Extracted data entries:
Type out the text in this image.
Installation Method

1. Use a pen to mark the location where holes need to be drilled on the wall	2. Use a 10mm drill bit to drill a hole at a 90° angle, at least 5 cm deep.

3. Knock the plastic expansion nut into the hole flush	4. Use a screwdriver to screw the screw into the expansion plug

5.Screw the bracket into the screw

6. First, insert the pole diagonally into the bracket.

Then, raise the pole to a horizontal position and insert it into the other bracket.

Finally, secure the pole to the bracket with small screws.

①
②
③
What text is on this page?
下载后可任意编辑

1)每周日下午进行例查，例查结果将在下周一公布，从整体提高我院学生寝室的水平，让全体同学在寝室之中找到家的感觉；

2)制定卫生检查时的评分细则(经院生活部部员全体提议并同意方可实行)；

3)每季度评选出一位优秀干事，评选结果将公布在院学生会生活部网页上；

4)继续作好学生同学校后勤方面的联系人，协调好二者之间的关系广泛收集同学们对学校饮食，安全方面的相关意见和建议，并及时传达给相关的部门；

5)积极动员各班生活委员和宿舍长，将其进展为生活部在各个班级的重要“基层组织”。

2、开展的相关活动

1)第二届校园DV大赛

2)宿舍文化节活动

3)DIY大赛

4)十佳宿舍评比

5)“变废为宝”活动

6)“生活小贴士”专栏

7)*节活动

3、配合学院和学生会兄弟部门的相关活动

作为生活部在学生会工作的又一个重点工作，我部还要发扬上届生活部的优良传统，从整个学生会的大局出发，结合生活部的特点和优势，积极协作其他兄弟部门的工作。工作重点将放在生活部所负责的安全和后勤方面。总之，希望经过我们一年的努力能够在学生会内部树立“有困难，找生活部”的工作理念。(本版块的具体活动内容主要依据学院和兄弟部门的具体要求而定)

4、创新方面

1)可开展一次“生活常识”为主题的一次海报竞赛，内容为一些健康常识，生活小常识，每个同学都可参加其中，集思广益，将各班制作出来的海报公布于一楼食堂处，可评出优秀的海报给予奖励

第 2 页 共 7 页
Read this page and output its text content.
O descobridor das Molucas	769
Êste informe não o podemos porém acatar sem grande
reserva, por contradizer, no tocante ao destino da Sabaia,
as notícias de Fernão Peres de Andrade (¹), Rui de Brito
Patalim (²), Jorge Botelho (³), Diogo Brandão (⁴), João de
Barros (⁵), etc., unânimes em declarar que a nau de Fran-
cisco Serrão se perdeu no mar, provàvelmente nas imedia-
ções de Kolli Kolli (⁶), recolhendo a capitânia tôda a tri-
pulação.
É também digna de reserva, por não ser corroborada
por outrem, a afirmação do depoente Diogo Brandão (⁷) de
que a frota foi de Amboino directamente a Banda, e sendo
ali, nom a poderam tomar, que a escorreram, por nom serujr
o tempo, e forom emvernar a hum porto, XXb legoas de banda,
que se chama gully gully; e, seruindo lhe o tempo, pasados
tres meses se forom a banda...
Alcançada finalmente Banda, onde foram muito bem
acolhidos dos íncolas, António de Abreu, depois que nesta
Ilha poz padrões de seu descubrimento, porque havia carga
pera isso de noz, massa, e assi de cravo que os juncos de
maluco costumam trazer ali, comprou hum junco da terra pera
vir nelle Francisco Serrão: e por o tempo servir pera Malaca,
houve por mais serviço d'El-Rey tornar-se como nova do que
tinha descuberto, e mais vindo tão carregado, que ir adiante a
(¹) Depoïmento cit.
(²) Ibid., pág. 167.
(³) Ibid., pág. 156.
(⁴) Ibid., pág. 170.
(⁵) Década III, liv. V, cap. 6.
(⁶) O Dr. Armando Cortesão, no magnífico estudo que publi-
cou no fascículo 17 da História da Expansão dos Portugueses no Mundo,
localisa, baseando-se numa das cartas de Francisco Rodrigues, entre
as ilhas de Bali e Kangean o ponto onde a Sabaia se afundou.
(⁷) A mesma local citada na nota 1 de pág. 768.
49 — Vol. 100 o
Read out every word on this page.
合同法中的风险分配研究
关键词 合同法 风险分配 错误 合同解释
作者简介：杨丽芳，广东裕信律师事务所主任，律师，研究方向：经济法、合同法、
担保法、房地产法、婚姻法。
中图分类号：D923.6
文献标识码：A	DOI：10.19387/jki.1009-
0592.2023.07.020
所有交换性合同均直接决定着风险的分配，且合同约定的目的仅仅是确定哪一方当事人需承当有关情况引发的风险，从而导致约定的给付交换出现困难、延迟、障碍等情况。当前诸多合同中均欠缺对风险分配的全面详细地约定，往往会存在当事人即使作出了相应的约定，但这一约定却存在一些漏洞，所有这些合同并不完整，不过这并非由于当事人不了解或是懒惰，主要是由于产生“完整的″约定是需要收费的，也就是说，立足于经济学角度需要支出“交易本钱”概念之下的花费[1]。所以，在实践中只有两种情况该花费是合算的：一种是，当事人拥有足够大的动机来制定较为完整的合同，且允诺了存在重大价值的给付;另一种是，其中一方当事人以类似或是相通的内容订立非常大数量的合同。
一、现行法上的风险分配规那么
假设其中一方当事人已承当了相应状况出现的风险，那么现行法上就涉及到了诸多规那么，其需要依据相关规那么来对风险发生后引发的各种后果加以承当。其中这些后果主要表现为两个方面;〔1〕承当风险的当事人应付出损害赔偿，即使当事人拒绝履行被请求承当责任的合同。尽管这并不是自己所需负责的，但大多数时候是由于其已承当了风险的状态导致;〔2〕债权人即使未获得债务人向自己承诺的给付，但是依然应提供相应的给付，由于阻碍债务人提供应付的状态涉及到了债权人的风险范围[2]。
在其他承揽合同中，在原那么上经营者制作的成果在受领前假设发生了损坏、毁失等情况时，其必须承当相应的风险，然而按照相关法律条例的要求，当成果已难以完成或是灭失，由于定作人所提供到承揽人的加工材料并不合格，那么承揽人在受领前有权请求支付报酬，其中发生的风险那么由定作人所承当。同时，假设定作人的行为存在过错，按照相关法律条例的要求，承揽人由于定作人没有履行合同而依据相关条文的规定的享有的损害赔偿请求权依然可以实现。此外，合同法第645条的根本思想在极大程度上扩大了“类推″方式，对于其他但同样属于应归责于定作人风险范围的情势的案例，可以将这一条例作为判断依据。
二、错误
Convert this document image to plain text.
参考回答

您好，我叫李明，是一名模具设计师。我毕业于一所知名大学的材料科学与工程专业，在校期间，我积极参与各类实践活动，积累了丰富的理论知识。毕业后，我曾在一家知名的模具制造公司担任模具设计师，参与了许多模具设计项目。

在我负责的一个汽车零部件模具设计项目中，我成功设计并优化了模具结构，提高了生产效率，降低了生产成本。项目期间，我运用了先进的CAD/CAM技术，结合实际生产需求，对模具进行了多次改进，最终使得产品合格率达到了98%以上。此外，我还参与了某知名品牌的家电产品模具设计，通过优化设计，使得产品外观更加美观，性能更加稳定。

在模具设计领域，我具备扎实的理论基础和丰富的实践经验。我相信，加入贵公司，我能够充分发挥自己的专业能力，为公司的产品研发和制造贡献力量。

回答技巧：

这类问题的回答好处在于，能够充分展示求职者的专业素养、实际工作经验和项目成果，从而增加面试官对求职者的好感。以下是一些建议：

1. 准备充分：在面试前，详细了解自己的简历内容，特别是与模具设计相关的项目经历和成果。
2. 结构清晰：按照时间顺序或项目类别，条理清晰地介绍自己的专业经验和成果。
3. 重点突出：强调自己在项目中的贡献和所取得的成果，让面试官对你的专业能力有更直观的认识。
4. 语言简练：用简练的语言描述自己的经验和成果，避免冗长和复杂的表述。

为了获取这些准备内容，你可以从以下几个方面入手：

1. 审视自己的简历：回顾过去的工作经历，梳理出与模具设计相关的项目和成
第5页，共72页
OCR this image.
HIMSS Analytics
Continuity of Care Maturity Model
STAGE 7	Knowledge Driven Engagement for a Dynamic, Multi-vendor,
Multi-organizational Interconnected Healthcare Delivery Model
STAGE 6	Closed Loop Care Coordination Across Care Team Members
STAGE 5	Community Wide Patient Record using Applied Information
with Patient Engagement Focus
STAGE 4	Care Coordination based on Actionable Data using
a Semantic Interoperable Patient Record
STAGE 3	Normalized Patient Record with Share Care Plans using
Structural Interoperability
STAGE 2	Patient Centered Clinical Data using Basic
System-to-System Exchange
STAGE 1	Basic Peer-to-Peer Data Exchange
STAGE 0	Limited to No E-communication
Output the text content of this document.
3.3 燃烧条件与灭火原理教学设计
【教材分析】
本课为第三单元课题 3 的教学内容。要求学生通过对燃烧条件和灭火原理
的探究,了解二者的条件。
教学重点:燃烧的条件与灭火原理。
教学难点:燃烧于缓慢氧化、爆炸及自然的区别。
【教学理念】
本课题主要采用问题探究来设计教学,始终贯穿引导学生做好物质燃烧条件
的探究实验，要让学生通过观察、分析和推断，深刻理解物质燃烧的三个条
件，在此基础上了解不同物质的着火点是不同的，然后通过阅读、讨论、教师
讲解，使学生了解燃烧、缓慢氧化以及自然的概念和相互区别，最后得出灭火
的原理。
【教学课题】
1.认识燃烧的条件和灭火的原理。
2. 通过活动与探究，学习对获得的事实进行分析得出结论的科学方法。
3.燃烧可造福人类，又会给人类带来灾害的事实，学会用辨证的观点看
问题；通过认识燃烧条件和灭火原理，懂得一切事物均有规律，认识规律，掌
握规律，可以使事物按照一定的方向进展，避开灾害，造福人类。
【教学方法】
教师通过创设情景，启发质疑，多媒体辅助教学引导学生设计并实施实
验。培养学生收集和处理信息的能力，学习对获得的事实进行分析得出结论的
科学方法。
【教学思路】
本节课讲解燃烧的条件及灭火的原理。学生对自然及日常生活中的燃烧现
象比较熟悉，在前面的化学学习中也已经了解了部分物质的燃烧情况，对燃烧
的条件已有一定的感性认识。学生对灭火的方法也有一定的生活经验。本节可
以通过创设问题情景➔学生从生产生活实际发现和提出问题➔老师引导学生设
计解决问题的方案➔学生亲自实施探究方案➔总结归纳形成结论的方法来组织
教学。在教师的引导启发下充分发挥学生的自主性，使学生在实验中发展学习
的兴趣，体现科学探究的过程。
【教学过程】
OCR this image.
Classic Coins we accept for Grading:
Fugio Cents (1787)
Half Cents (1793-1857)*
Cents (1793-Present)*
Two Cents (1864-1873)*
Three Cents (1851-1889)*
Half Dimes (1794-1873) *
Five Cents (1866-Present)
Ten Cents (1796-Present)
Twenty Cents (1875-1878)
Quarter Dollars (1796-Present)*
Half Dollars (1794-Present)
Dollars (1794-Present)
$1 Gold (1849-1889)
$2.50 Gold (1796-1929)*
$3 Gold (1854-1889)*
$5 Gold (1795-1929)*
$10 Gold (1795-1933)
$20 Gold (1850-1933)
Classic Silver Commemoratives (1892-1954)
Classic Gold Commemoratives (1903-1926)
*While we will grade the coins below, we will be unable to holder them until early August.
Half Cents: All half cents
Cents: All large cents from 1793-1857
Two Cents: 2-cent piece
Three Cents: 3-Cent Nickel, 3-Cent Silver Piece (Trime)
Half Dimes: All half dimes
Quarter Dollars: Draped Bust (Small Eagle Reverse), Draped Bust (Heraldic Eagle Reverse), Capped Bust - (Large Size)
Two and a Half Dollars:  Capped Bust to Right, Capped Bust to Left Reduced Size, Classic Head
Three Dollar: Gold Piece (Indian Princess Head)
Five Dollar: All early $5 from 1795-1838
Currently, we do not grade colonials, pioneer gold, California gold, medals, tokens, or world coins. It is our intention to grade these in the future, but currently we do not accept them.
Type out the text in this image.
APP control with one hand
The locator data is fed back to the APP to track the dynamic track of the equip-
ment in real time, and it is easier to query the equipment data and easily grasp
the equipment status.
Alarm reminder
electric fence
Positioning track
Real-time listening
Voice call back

WHAT IS BEING ASKED:
Select every line in the records above that contains the word "Diogo".

REPLY:
Patalim (²), Jorge Botelho (³), Diogo Brandão (⁴), João de
por outrem, a afirmação do depoente Diogo Brandão (⁷) de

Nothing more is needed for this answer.